Stated goal -
Copy each of the following rows without changing anything.

Source data:
┄┄┄┄┄┄
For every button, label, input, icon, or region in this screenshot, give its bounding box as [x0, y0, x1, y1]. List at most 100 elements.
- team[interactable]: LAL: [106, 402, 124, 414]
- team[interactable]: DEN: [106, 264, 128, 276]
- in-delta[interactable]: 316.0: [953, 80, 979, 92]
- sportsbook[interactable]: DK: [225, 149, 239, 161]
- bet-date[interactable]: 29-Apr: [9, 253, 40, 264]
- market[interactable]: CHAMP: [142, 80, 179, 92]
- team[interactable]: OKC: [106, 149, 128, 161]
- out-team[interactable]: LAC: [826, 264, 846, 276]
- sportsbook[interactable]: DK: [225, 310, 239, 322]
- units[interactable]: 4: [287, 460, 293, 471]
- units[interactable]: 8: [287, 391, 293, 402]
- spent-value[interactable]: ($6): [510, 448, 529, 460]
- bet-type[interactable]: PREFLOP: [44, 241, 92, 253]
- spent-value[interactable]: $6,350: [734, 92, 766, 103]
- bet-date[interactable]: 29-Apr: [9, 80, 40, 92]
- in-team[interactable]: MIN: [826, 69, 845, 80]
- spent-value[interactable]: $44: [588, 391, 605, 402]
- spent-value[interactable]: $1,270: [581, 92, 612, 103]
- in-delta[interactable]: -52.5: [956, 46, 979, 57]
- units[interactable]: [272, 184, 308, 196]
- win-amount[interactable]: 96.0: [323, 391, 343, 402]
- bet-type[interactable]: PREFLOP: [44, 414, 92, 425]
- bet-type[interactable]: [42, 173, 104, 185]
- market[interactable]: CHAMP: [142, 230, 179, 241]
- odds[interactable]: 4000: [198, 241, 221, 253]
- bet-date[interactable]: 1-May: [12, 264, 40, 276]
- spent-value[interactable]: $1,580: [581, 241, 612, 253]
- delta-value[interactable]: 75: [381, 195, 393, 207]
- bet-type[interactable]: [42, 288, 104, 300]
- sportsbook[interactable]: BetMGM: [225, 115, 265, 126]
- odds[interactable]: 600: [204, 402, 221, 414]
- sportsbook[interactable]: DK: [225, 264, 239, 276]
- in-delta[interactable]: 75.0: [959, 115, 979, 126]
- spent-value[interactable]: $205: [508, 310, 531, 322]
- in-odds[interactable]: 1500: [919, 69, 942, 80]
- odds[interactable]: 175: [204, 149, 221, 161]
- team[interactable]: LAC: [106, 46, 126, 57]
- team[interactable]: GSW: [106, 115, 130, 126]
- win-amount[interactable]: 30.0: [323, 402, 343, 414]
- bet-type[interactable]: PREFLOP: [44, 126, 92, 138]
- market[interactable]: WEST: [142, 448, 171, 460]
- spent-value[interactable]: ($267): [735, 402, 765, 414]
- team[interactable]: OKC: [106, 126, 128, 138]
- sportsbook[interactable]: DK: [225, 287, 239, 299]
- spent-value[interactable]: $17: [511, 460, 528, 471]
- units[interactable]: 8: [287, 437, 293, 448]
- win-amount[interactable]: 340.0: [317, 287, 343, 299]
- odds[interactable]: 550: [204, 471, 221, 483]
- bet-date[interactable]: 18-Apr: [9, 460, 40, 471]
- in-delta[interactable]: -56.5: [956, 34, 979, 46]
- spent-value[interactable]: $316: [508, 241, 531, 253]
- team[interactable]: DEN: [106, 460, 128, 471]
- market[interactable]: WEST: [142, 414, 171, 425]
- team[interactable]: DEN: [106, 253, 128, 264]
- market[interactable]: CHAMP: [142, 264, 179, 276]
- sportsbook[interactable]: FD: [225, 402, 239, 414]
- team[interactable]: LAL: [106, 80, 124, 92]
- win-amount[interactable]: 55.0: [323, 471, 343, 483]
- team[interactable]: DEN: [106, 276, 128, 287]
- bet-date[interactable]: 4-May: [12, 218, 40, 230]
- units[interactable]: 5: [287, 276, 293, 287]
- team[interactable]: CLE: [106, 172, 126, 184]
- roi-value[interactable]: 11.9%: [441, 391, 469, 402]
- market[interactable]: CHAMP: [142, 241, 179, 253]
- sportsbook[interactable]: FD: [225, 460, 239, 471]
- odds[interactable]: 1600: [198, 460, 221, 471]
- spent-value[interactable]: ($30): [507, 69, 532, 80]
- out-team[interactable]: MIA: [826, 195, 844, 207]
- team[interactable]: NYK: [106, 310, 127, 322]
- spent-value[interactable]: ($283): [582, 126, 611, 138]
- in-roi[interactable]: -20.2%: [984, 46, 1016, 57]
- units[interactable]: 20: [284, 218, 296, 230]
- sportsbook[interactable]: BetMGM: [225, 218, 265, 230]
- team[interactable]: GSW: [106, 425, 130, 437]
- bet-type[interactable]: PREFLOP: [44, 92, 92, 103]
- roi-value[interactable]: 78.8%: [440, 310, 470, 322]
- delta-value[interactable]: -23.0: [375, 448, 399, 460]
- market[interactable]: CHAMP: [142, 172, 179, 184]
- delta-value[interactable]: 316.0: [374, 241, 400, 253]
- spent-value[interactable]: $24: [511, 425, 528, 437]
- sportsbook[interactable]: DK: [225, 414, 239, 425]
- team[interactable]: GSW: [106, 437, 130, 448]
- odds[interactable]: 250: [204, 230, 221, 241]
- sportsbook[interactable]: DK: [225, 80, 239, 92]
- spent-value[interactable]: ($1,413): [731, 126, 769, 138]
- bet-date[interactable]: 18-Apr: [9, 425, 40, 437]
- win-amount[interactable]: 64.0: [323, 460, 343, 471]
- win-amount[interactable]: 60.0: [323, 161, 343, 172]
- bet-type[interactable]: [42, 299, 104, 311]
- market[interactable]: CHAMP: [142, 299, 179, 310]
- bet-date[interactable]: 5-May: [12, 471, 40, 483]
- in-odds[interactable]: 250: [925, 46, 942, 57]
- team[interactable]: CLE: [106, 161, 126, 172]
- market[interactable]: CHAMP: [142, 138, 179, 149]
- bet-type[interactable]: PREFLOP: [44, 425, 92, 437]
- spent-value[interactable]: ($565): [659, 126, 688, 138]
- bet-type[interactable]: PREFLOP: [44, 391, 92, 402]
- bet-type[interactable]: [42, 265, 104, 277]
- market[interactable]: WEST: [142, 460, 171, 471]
┄┄┄┄┄┄
Output for this task -
For every button, label, input, icon, or region in this screenshot, give its bounding box as [x0, y0, x1, y1]. List at most 100 elements.
- team[interactable]: LAL: [106, 402, 124, 414]
- team[interactable]: DEN: [106, 264, 128, 276]
- in-delta[interactable]: 316.0: [953, 80, 979, 92]
- sportsbook[interactable]: DK: [225, 149, 239, 161]
- bet-date[interactable]: 29-Apr: [9, 253, 40, 264]
- market[interactable]: CHAMP: [142, 80, 179, 92]
- team[interactable]: OKC: [106, 149, 128, 161]
- out-team[interactable]: LAC: [826, 264, 846, 276]
- sportsbook[interactable]: DK: [225, 310, 239, 322]
- units[interactable]: 4: [287, 460, 293, 471]
- units[interactable]: 8: [287, 391, 293, 402]
- spent-value[interactable]: ($6): [510, 448, 529, 460]
- bet-type[interactable]: PREFLOP: [44, 241, 92, 253]
- spent-value[interactable]: $6,350: [734, 92, 766, 103]
- bet-date[interactable]: 29-Apr: [9, 80, 40, 92]
- in-team[interactable]: MIN: [826, 69, 845, 80]
- spent-value[interactable]: $44: [588, 391, 605, 402]
- spent-value[interactable]: $1,270: [581, 92, 612, 103]
- in-delta[interactable]: -52.5: [956, 46, 979, 57]
- units[interactable]: [272, 184, 308, 196]
- win-amount[interactable]: 96.0: [323, 391, 343, 402]
- bet-type[interactable]: PREFLOP: [44, 414, 92, 425]
- bet-type[interactable]: [42, 173, 104, 185]
- market[interactable]: CHAMP: [142, 230, 179, 241]
- odds[interactable]: 4000: [198, 241, 221, 253]
- bet-date[interactable]: 1-May: [12, 264, 40, 276]
- spent-value[interactable]: $1,580: [581, 241, 612, 253]
- delta-value[interactable]: 75: [381, 195, 393, 207]
- bet-type[interactable]: [42, 288, 104, 300]
- sportsbook[interactable]: BetMGM: [225, 115, 265, 126]
- odds[interactable]: 600: [204, 402, 221, 414]
- sportsbook[interactable]: DK: [225, 264, 239, 276]
- in-delta[interactable]: 75.0: [959, 115, 979, 126]
- spent-value[interactable]: $205: [508, 310, 531, 322]
- in-odds[interactable]: 1500: [919, 69, 942, 80]
- odds[interactable]: 175: [204, 149, 221, 161]
- team[interactable]: LAC: [106, 46, 126, 57]
- team[interactable]: GSW: [106, 115, 130, 126]
- win-amount[interactable]: 30.0: [323, 402, 343, 414]
- bet-type[interactable]: PREFLOP: [44, 126, 92, 138]
- market[interactable]: WEST: [142, 448, 171, 460]
- spent-value[interactable]: ($267): [735, 402, 765, 414]
- team[interactable]: OKC: [106, 126, 128, 138]
- sportsbook[interactable]: DK: [225, 287, 239, 299]
- spent-value[interactable]: $17: [511, 460, 528, 471]
- units[interactable]: 8: [287, 437, 293, 448]
- win-amount[interactable]: 340.0: [317, 287, 343, 299]
- odds[interactable]: 550: [204, 471, 221, 483]
- bet-date[interactable]: 18-Apr: [9, 460, 40, 471]
- in-delta[interactable]: -56.5: [956, 34, 979, 46]
- spent-value[interactable]: $316: [508, 241, 531, 253]
- team[interactable]: DEN: [106, 460, 128, 471]
- market[interactable]: WEST: [142, 414, 171, 425]
- team[interactable]: DEN: [106, 253, 128, 264]
- market[interactable]: CHAMP: [142, 264, 179, 276]
- sportsbook[interactable]: FD: [225, 402, 239, 414]
- team[interactable]: LAL: [106, 80, 124, 92]
- win-amount[interactable]: 55.0: [323, 471, 343, 483]
- team[interactable]: DEN: [106, 276, 128, 287]
- bet-date[interactable]: 4-May: [12, 218, 40, 230]
- units[interactable]: 5: [287, 276, 293, 287]
- team[interactable]: CLE: [106, 172, 126, 184]
- roi-value[interactable]: 11.9%: [441, 391, 469, 402]
- market[interactable]: CHAMP: [142, 241, 179, 253]
- sportsbook[interactable]: FD: [225, 460, 239, 471]
- odds[interactable]: 1600: [198, 460, 221, 471]
- spent-value[interactable]: ($30): [507, 69, 532, 80]
- out-team[interactable]: MIA: [826, 195, 844, 207]
- team[interactable]: NYK: [106, 310, 127, 322]
- spent-value[interactable]: ($283): [582, 126, 611, 138]
- in-roi[interactable]: -20.2%: [984, 46, 1016, 57]
- units[interactable]: 20: [284, 218, 296, 230]
- sportsbook[interactable]: BetMGM: [225, 218, 265, 230]
- team[interactable]: GSW: [106, 425, 130, 437]
- bet-type[interactable]: PREFLOP: [44, 92, 92, 103]
- roi-value[interactable]: 78.8%: [440, 310, 470, 322]
- delta-value[interactable]: -23.0: [375, 448, 399, 460]
- market[interactable]: CHAMP: [142, 172, 179, 184]
- delta-value[interactable]: 316.0: [374, 241, 400, 253]
- spent-value[interactable]: $24: [511, 425, 528, 437]
- sportsbook[interactable]: DK: [225, 414, 239, 425]
- team[interactable]: GSW: [106, 437, 130, 448]
- odds[interactable]: 250: [204, 230, 221, 241]
- sportsbook[interactable]: DK: [225, 80, 239, 92]
- spent-value[interactable]: ($1,413): [731, 126, 769, 138]
- bet-date[interactable]: 18-Apr: [9, 425, 40, 437]
- win-amount[interactable]: 64.0: [323, 460, 343, 471]
- win-amount[interactable]: 60.0: [323, 161, 343, 172]
- bet-type[interactable]: [42, 299, 104, 311]
- market[interactable]: CHAMP: [142, 299, 179, 310]
- bet-date[interactable]: 5-May: [12, 471, 40, 483]
- in-odds[interactable]: 250: [925, 46, 942, 57]
- team[interactable]: CLE: [106, 161, 126, 172]
- market[interactable]: CHAMP: [142, 138, 179, 149]
- bet-type[interactable]: PREFLOP: [44, 425, 92, 437]
- spent-value[interactable]: ($565): [659, 126, 688, 138]
- bet-type[interactable]: PREFLOP: [44, 391, 92, 402]
- bet-type[interactable]: [42, 265, 104, 277]
- market[interactable]: WEST: [142, 460, 171, 471]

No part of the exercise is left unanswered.